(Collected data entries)
────────

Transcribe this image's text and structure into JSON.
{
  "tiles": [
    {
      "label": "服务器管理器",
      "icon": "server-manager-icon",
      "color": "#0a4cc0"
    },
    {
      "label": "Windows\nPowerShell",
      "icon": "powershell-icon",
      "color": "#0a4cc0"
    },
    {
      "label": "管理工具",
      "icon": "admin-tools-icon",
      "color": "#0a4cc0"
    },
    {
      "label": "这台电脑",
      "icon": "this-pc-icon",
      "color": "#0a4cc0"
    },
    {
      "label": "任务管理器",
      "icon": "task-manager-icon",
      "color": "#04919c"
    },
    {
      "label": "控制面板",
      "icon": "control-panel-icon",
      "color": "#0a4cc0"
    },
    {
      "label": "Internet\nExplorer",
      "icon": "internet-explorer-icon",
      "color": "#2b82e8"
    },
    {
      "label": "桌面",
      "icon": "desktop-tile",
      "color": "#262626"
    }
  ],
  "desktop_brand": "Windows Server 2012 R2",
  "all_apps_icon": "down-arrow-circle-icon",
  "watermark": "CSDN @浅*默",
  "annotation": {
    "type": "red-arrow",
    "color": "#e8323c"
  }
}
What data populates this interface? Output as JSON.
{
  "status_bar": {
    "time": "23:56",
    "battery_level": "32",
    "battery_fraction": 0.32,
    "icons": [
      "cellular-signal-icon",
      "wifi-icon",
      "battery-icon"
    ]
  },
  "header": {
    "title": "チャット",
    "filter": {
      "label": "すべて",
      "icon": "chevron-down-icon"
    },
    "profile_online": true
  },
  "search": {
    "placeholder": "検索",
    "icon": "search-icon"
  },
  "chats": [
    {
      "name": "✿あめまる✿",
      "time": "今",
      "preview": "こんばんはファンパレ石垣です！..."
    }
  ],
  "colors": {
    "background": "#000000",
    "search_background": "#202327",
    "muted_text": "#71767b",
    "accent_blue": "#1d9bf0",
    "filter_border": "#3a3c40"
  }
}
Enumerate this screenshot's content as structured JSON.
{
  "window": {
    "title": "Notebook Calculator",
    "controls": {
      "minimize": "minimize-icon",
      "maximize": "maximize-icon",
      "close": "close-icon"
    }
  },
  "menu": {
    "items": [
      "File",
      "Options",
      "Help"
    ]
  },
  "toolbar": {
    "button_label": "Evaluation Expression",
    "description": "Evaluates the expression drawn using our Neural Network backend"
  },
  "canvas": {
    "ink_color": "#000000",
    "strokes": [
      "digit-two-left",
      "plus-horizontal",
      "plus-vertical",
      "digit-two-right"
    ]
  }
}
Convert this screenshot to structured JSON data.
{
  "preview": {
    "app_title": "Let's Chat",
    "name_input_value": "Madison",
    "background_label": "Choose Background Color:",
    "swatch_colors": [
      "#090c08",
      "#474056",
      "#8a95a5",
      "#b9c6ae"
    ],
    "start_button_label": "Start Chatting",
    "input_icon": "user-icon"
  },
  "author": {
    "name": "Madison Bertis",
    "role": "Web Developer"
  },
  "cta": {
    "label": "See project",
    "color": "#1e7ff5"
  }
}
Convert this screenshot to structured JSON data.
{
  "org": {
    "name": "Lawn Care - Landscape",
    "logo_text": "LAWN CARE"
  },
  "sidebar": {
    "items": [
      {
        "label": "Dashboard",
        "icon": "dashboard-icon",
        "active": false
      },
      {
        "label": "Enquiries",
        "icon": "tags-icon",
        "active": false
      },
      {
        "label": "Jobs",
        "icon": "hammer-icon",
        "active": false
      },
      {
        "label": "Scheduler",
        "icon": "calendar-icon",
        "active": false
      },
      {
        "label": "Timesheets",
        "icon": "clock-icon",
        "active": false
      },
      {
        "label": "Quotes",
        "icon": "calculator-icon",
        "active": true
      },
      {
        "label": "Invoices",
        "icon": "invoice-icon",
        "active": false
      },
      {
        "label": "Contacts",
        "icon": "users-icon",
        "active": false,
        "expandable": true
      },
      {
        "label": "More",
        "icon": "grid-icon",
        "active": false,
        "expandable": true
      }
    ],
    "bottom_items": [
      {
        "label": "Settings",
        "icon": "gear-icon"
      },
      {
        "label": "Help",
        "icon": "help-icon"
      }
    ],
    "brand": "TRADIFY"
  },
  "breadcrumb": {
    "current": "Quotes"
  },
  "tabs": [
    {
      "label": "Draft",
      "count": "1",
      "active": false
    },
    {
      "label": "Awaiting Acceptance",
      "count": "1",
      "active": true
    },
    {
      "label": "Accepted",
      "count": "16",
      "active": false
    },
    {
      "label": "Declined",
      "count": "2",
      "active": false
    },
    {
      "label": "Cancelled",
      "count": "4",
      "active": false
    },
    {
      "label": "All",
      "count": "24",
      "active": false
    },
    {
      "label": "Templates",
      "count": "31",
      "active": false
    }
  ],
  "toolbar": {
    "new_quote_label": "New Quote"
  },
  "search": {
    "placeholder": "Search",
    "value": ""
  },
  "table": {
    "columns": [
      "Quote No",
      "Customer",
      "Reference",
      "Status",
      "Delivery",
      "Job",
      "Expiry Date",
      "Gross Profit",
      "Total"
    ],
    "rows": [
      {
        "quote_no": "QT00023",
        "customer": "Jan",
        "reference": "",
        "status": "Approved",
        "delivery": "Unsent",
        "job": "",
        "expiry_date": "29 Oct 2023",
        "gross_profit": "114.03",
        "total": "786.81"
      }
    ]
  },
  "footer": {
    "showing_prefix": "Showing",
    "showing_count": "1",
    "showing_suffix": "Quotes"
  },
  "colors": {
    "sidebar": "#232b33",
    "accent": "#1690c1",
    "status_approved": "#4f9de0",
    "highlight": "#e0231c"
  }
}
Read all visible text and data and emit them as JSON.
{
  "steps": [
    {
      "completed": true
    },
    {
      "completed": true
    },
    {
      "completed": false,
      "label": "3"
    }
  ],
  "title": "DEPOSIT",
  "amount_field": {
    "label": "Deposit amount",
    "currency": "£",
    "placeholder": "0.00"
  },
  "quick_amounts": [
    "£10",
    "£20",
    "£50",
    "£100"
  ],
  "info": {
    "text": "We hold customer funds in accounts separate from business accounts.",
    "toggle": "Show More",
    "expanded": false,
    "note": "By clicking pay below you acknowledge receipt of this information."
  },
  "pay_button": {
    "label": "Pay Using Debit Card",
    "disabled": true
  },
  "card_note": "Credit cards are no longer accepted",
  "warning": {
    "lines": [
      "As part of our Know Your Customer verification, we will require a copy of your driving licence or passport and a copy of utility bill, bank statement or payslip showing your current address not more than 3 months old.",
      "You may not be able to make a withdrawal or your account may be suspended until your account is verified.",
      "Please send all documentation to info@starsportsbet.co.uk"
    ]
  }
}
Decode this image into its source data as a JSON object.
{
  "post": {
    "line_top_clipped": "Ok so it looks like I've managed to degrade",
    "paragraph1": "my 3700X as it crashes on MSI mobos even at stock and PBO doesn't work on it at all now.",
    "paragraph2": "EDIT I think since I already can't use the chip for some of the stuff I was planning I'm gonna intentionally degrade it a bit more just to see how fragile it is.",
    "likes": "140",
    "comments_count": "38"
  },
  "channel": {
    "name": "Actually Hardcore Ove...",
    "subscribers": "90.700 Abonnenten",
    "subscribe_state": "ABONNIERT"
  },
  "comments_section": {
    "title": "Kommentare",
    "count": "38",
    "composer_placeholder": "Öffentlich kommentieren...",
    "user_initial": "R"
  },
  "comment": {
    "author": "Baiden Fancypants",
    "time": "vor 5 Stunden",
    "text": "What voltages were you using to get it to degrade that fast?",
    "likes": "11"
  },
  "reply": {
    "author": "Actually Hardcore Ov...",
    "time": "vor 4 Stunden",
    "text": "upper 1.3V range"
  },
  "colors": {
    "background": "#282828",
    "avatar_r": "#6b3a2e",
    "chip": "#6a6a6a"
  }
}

────────

### [THE TASK]
Output the full listing without altering anything.

### [CORRECT RESULT]
Transcribe this image's text and structure into JSON.
{
  "tiles": [
    {
      "label": "服务器管理器",
      "icon": "server-manager-icon",
      "color": "#0a4cc0"
    },
    {
      "label": "Windows\nPowerShell",
      "icon": "powershell-icon",
      "color": "#0a4cc0"
    },
    {
      "label": "管理工具",
      "icon": "admin-tools-icon",
      "color": "#0a4cc0"
    },
    {
      "label": "这台电脑",
      "icon": "this-pc-icon",
      "color": "#0a4cc0"
    },
    {
      "label": "任务管理器",
      "icon": "task-manager-icon",
      "color": "#04919c"
    },
    {
      "label": "控制面板",
      "icon": "control-panel-icon",
      "color": "#0a4cc0"
    },
    {
      "label": "Internet\nExplorer",
      "icon": "internet-explorer-icon",
      "color": "#2b82e8"
    },
    {
      "label": "桌面",
      "icon": "desktop-tile",
      "color": "#262626"
    }
  ],
  "desktop_brand": "Windows Server 2012 R2",
  "all_apps_icon": "down-arrow-circle-icon",
  "watermark": "CSDN @浅*默",
  "annotation": {
    "type": "red-arrow",
    "color": "#e8323c"
  }
}
What data populates this interface? Output as JSON.
{
  "status_bar": {
    "time": "23:56",
    "battery_level": "32",
    "battery_fraction": 0.32,
    "icons": [
      "cellular-signal-icon",
      "wifi-icon",
      "battery-icon"
    ]
  },
  "header": {
    "title": "チャット",
    "filter": {
      "label": "すべて",
      "icon": "chevron-down-icon"
    },
    "profile_online": true
  },
  "search": {
    "placeholder": "検索",
    "icon": "search-icon"
  },
  "chats": [
    {
      "name": "✿あめまる✿",
      "time": "今",
      "preview": "こんばんはファンパレ石垣です！..."
    }
  ],
  "colors": {
    "background": "#000000",
    "search_background": "#202327",
    "muted_text": "#71767b",
    "accent_blue": "#1d9bf0",
    "filter_border": "#3a3c40"
  }
}
Enumerate this screenshot's content as structured JSON.
{
  "window": {
    "title": "Notebook Calculator",
    "controls": {
      "minimize": "minimize-icon",
      "maximize": "maximize-icon",
      "close": "close-icon"
    }
  },
  "menu": {
    "items": [
      "File",
      "Options",
      "Help"
    ]
  },
  "toolbar": {
    "button_label": "Evaluation Expression",
    "description": "Evaluates the expression drawn using our Neural Network backend"
  },
  "canvas": {
    "ink_color": "#000000",
    "strokes": [
      "digit-two-left",
      "plus-horizontal",
      "plus-vertical",
      "digit-two-right"
    ]
  }
}
Convert this screenshot to structured JSON data.
{
  "preview": {
    "app_title": "Let's Chat",
    "name_input_value": "Madison",
    "background_label": "Choose Background Color:",
    "swatch_colors": [
      "#090c08",
      "#474056",
      "#8a95a5",
      "#b9c6ae"
    ],
    "start_button_label": "Start Chatting",
    "input_icon": "user-icon"
  },
  "author": {
    "name": "Madison Bertis",
    "role": "Web Developer"
  },
  "cta": {
    "label": "See project",
    "color": "#1e7ff5"
  }
}
Convert this screenshot to structured JSON data.
{
  "org": {
    "name": "Lawn Care - Landscape",
    "logo_text": "LAWN CARE"
  },
  "sidebar": {
    "items": [
      {
        "label": "Dashboard",
        "icon": "dashboard-icon",
        "active": false
      },
      {
        "label": "Enquiries",
        "icon": "tags-icon",
        "active": false
      },
      {
        "label": "Jobs",
        "icon": "hammer-icon",
        "active": false
      },
      {
        "label": "Scheduler",
        "icon": "calendar-icon",
        "active": false
      },
      {
        "label": "Timesheets",
        "icon": "clock-icon",
        "active": false
      },
      {
        "label": "Quotes",
        "icon": "calculator-icon",
        "active": true
      },
      {
        "label": "Invoices",
        "icon": "invoice-icon",
        "active": false
      },
      {
        "label": "Contacts",
        "icon": "users-icon",
        "active": false,
        "expandable": true
      },
      {
        "label": "More",
        "icon": "grid-icon",
        "active": false,
        "expandable": true
      }
    ],
    "bottom_items": [
      {
        "label": "Settings",
        "icon": "gear-icon"
      },
      {
        "label": "Help",
        "icon": "help-icon"
      }
    ],
    "brand": "TRADIFY"
  },
  "breadcrumb": {
    "current": "Quotes"
  },
  "tabs": [
    {
      "label": "Draft",
      "count": "1",
      "active": false
    },
    {
      "label": "Awaiting Acceptance",
      "count": "1",
      "active": true
    },
    {
      "label": "Accepted",
      "count": "16",
      "active": false
    },
    {
      "label": "Declined",
      "count": "2",
      "active": false
    },
    {
      "label": "Cancelled",
      "count": "4",
      "active": false
    },
    {
      "label": "All",
      "count": "24",
      "active": false
    },
    {
      "label": "Templates",
      "count": "31",
      "active": false
    }
  ],
  "toolbar": {
    "new_quote_label": "New Quote"
  },
  "search": {
    "placeholder": "Search",
    "value": ""
  },
  "table": {
    "columns": [
      "Quote No",
      "Customer",
      "Reference",
      "Status",
      "Delivery",
      "Job",
      "Expiry Date",
      "Gross Profit",
      "Total"
    ],
    "rows": [
      {
        "quote_no": "QT00023",
        "customer": "Jan",
        "reference": "",
        "status": "Approved",
        "delivery": "Unsent",
        "job": "",
        "expiry_date": "29 Oct 2023",
        "gross_profit": "114.03",
        "total": "786.81"
      }
    ]
  },
  "footer": {
    "showing_prefix": "Showing",
    "showing_count": "1",
    "showing_suffix": "Quotes"
  },
  "colors": {
    "sidebar": "#232b33",
    "accent": "#1690c1",
    "status_approved": "#4f9de0",
    "highlight": "#e0231c"
  }
}
Read all visible text and data and emit them as JSON.
{
  "steps": [
    {
      "completed": true
    },
    {
      "completed": true
    },
    {
      "completed": false,
      "label": "3"
    }
  ],
  "title": "DEPOSIT",
  "amount_field": {
    "label": "Deposit amount",
    "currency": "£",
    "placeholder": "0.00"
  },
  "quick_amounts": [
    "£10",
    "£20",
    "£50",
    "£100"
  ],
  "info": {
    "text": "We hold customer funds in accounts separate from business accounts.",
    "toggle": "Show More",
    "expanded": false,
    "note": "By clicking pay below you acknowledge receipt of this information."
  },
  "pay_button": {
    "label": "Pay Using Debit Card",
    "disabled": true
  },
  "card_note": "Credit cards are no longer accepted",
  "warning": {
    "lines": [
      "As part of our Know Your Customer verification, we will require a copy of your driving licence or passport and a copy of utility bill, bank statement or payslip showing your current address not more than 3 months old.",
      "You may not be able to make a withdrawal or your account may be suspended until your account is verified.",
      "Please send all documentation to info@starsportsbet.co.uk"
    ]
  }
}
Decode this image into its source data as a JSON object.
{
  "post": {
    "line_top_clipped": "Ok so it looks like I've managed to degrade",
    "paragraph1": "my 3700X as it crashes on MSI mobos even at stock and PBO doesn't work on it at all now.",
    "paragraph2": "EDIT I think since I already can't use the chip for some of the stuff I was planning I'm gonna intentionally degrade it a bit more just to see how fragile it is.",
    "likes": "140",
    "comments_count": "38"
  },
  "channel": {
    "name": "Actually Hardcore Ove...",
    "subscribers": "90.700 Abonnenten",
    "subscribe_state": "ABONNIERT"
  },
  "comments_section": {
    "title": "Kommentare",
    "count": "38",
    "composer_placeholder": "Öffentlich kommentieren...",
    "user_initial": "R"
  },
  "comment": {
    "author": "Baiden Fancypants",
    "time": "vor 5 Stunden",
    "text": "What voltages were you using to get it to degrade that fast?",
    "likes": "11"
  },
  "reply": {
    "author": "Actually Hardcore Ov...",
    "time": "vor 4 Stunden",
    "text": "upper 1.3V range"
  },
  "colors": {
    "background": "#282828",
    "avatar_r": "#6b3a2e",
    "chip": "#6a6a6a"
  }
}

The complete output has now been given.